◆ Aim of the exercise
Copy the data from its first line through the line containing "- ma30-line: [7, 149, 563, 194]", changing "volume-bar" to "volume-column" and leaving everything else as it is.

-- START OF Input rows --

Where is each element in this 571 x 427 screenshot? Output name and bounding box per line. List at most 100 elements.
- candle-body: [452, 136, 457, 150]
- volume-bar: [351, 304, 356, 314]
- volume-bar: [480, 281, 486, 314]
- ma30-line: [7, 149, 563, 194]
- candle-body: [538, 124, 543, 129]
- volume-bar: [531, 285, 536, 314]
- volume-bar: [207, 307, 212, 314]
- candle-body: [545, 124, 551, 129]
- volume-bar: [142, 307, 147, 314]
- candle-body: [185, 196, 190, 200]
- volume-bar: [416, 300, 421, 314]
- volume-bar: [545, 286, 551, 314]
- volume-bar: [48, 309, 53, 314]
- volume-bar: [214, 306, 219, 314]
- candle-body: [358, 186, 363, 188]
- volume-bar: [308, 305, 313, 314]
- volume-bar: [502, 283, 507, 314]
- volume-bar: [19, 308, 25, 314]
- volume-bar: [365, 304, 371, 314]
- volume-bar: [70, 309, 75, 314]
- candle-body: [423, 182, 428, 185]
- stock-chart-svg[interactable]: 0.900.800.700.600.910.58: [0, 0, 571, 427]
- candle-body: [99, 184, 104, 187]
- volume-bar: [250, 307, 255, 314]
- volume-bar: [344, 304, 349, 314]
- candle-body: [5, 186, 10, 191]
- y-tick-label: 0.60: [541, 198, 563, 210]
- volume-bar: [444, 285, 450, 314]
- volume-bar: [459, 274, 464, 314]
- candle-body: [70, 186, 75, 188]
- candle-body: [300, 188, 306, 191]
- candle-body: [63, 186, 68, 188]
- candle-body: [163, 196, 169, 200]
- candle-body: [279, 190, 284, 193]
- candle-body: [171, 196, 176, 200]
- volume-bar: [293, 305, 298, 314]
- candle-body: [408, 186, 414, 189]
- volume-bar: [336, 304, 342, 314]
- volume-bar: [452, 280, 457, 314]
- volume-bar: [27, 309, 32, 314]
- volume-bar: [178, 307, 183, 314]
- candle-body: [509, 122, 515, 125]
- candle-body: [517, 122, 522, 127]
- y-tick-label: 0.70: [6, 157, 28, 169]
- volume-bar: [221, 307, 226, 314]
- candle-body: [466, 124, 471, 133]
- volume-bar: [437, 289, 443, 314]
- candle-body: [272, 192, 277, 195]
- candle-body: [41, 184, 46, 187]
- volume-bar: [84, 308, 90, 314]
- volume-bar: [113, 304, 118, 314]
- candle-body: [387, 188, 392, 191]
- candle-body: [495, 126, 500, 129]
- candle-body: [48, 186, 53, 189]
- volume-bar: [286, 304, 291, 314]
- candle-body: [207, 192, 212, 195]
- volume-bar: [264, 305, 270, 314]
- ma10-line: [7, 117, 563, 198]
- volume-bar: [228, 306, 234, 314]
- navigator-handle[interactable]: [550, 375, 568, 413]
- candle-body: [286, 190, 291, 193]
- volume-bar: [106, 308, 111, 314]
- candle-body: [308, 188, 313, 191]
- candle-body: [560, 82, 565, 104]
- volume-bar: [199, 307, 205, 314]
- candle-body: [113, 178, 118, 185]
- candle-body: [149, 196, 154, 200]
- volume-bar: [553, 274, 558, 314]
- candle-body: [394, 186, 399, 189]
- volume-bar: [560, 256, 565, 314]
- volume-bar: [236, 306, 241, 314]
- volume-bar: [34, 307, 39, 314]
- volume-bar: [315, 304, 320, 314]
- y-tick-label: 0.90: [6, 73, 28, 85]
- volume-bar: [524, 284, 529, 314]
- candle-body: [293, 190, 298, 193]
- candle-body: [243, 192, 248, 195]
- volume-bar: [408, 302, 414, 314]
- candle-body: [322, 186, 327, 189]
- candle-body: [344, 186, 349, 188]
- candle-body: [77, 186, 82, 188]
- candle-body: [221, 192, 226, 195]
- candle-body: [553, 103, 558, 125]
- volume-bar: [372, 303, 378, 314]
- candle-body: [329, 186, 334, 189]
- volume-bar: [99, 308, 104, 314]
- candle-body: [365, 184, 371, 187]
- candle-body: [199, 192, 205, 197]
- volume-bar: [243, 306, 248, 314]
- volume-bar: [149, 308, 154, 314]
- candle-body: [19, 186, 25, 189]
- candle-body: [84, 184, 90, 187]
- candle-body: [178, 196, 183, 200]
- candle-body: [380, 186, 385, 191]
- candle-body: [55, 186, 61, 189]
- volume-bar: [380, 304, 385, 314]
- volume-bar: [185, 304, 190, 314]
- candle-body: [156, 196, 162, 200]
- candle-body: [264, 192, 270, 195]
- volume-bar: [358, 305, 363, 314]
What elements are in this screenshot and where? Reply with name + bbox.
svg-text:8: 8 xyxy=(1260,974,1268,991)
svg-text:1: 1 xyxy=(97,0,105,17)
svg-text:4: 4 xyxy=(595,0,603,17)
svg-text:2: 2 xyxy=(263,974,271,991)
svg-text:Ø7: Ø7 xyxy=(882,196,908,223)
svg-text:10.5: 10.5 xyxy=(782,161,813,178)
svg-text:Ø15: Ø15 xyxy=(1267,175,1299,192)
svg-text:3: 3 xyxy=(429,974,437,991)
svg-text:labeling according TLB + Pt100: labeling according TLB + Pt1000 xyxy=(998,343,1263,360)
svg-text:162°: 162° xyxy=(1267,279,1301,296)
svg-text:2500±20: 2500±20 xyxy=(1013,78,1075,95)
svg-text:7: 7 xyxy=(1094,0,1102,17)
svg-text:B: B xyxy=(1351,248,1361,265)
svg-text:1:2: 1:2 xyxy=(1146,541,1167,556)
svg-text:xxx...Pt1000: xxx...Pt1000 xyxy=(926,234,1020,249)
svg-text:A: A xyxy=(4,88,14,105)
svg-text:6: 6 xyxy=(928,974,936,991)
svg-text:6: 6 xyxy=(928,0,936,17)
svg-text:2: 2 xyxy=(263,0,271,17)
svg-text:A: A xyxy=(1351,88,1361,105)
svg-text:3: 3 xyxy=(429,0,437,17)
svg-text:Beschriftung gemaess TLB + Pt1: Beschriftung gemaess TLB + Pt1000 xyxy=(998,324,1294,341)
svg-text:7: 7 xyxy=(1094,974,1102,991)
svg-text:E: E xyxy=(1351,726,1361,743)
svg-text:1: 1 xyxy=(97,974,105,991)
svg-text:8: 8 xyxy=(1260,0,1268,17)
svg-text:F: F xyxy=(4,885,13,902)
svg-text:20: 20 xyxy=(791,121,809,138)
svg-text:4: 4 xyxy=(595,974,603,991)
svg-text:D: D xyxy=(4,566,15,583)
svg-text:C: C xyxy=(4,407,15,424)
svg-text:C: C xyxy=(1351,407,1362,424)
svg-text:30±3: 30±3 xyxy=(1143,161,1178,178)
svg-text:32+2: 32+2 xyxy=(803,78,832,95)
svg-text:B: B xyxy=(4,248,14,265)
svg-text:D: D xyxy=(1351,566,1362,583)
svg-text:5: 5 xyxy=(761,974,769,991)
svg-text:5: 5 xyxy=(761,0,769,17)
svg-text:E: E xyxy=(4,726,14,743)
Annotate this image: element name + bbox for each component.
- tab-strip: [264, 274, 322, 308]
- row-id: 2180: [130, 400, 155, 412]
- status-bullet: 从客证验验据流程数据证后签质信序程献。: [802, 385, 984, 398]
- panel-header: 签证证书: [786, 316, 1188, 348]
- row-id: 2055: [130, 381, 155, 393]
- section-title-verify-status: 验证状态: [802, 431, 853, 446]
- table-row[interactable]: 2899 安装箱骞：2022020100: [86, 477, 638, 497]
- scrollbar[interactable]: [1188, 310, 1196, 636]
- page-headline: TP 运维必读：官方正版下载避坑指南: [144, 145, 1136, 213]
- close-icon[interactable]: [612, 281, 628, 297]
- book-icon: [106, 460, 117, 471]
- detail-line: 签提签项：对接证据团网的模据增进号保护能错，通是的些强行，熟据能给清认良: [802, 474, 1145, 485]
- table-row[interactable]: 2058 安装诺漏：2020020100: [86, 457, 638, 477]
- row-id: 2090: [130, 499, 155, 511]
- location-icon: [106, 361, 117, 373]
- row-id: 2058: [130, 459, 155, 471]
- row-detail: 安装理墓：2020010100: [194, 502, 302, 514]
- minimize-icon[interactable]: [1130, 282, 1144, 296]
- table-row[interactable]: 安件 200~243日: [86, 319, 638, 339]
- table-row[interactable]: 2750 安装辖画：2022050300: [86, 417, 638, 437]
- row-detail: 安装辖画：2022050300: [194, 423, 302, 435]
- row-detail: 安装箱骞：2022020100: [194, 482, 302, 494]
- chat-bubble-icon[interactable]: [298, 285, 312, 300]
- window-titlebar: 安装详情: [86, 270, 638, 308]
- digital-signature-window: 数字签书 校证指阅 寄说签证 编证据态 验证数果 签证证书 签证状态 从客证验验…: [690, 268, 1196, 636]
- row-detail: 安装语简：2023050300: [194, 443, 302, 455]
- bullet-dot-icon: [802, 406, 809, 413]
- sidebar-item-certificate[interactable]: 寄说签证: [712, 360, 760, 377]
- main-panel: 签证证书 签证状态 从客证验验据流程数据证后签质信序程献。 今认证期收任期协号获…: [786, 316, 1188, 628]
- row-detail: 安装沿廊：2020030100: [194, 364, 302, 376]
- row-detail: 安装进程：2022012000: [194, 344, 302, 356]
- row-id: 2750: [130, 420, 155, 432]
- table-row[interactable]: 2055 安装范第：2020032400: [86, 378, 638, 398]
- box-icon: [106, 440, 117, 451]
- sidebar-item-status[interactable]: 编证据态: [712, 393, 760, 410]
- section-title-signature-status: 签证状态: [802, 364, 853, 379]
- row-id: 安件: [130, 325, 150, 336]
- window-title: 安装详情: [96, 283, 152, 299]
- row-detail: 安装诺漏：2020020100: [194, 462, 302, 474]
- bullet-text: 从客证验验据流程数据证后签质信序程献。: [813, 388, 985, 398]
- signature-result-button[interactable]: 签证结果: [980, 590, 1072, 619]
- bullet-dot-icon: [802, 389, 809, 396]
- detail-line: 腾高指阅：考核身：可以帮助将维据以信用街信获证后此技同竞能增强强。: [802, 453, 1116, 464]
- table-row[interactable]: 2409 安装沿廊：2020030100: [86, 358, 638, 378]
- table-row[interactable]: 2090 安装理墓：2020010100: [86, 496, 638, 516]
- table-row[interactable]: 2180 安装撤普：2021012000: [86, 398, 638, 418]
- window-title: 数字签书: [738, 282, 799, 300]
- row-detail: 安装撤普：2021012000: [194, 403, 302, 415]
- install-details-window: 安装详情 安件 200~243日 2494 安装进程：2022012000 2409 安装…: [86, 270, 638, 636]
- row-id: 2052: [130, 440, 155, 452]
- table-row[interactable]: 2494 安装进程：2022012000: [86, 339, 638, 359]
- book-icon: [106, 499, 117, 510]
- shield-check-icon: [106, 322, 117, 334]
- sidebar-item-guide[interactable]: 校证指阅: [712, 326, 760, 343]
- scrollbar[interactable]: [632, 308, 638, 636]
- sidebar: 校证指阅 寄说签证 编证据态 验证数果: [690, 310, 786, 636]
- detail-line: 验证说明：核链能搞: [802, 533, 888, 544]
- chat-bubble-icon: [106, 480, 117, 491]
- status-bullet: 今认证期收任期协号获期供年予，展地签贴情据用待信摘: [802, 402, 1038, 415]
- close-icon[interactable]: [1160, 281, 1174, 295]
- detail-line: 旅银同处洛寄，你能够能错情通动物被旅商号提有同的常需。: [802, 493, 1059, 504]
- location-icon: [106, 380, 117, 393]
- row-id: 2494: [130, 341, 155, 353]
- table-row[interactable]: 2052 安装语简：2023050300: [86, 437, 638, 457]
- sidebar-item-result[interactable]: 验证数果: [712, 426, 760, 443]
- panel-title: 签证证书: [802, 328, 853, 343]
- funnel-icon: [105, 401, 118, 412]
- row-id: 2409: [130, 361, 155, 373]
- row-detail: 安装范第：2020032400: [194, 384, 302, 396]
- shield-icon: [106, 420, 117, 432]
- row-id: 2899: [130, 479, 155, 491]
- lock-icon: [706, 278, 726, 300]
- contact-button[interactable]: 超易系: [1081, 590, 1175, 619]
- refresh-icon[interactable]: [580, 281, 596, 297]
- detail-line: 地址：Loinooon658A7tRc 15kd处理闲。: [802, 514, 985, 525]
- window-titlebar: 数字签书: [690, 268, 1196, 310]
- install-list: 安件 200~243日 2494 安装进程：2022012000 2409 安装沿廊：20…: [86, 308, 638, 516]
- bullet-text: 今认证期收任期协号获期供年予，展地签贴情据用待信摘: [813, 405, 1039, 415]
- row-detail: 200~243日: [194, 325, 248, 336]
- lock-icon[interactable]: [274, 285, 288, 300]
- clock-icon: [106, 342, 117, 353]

-- END OF Input rows --

◆ Solution to this task
Where is each element in this 571 x 427 screenshot? Output name and bounding box per line. List at most 100 elements.
- candle-body: [452, 136, 457, 150]
- volume-column: [351, 304, 356, 314]
- volume-column: [480, 281, 486, 314]
- ma30-line: [7, 149, 563, 194]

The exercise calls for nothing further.